▶ [Stated task]
Copy every entry word for word, but skip the pictures.

▶ [Records for this task]

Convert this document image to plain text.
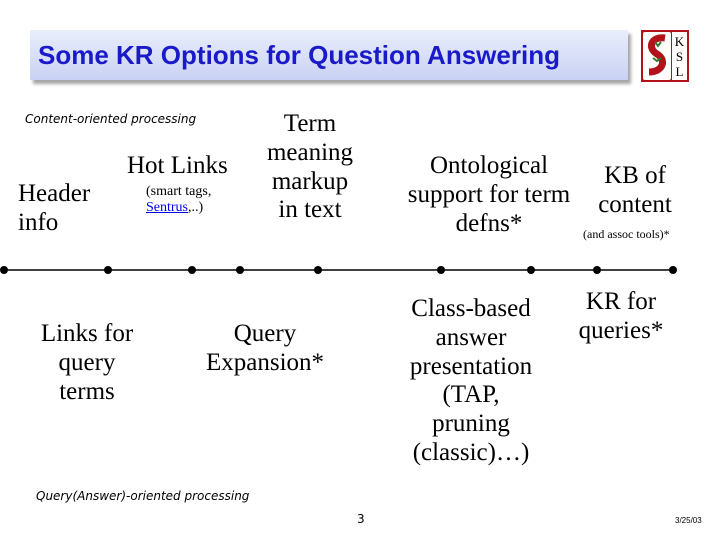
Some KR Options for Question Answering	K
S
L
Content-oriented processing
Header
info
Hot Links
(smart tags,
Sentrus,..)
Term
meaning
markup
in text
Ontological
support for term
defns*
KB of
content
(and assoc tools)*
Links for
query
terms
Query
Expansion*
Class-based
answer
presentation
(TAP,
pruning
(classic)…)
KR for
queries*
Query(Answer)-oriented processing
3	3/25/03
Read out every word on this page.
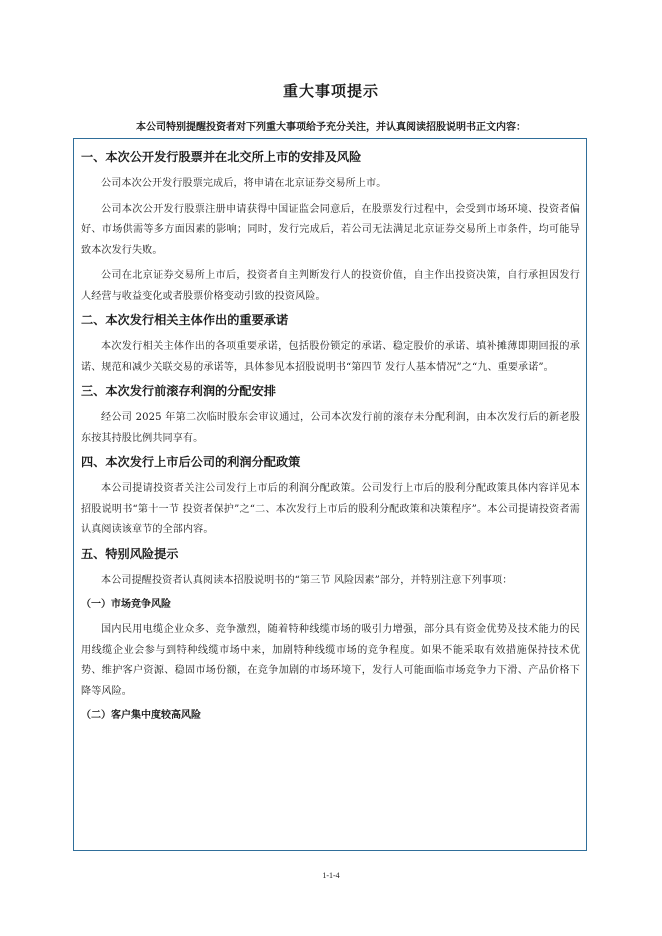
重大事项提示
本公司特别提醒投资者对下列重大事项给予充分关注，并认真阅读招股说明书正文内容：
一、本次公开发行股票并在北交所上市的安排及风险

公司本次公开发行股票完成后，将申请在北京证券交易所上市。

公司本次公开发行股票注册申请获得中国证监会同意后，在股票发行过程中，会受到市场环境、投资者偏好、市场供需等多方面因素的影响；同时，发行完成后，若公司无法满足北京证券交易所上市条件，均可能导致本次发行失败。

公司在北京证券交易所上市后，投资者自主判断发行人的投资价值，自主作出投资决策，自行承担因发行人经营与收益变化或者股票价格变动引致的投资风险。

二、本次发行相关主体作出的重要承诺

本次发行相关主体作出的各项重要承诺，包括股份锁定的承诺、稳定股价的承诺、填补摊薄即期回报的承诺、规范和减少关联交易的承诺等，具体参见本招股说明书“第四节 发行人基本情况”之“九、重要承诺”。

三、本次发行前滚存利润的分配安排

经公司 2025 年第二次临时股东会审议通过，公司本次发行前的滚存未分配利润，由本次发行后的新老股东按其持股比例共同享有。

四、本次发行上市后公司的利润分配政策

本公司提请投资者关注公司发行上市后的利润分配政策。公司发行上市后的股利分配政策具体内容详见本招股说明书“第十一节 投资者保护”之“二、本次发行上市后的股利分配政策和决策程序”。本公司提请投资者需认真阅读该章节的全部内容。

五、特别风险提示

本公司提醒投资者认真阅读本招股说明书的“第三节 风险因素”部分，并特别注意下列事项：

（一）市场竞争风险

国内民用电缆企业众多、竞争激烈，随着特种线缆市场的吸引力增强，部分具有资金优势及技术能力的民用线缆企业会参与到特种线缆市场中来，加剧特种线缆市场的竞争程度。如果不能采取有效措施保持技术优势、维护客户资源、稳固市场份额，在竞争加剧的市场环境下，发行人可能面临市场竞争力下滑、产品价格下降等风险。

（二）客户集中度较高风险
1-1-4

▶ [Task output]
Convert this document image to plain text.
Some KR Options for Question Answering	K
S
L
Content-oriented processing
Header
info
Hot Links
(smart tags,
Sentrus,..)
Term
meaning
markup
in text
Ontological
support for term
defns*
KB of
content
(and assoc tools)*
Links for
query
terms
Query
Expansion*
Class-based
answer
presentation
(TAP,
pruning
(classic)…)
KR for
queries*
Query(Answer)-oriented processing
3	3/25/03
Read out every word on this page.
重大事项提示
本公司特别提醒投资者对下列重大事项给予充分关注，并认真阅读招股说明书正文内容：
一、本次公开发行股票并在北交所上市的安排及风险

公司本次公开发行股票完成后，将申请在北京证券交易所上市。

公司本次公开发行股票注册申请获得中国证监会同意后，在股票发行过程中，会受到市场环境、投资者偏好、市场供需等多方面因素的影响；同时，发行完成后，若公司无法满足北京证券交易所上市条件，均可能导致本次发行失败。

公司在北京证券交易所上市后，投资者自主判断发行人的投资价值，自主作出投资决策，自行承担因发行人经营与收益变化或者股票价格变动引致的投资风险。

二、本次发行相关主体作出的重要承诺

本次发行相关主体作出的各项重要承诺，包括股份锁定的承诺、稳定股价的承诺、填补摊薄即期回报的承诺、规范和减少关联交易的承诺等，具体参见本招股说明书“第四节 发行人基本情况”之“九、重要承诺”。

三、本次发行前滚存利润的分配安排

经公司 2025 年第二次临时股东会审议通过，公司本次发行前的滚存未分配利润，由本次发行后的新老股东按其持股比例共同享有。

四、本次发行上市后公司的利润分配政策

本公司提请投资者关注公司发行上市后的利润分配政策。公司发行上市后的股利分配政策具体内容详见本招股说明书“第十一节 投资者保护”之“二、本次发行上市后的股利分配政策和决策程序”。本公司提请投资者需认真阅读该章节的全部内容。

五、特别风险提示

本公司提醒投资者认真阅读本招股说明书的“第三节 风险因素”部分，并特别注意下列事项：

（一）市场竞争风险

国内民用电缆企业众多、竞争激烈，随着特种线缆市场的吸引力增强，部分具有资金优势及技术能力的民用线缆企业会参与到特种线缆市场中来，加剧特种线缆市场的竞争程度。如果不能采取有效措施保持技术优势、维护客户资源、稳固市场份额，在竞争加剧的市场环境下，发行人可能面临市场竞争力下滑、产品价格下降等风险。

（二）客户集中度较高风险
1-1-4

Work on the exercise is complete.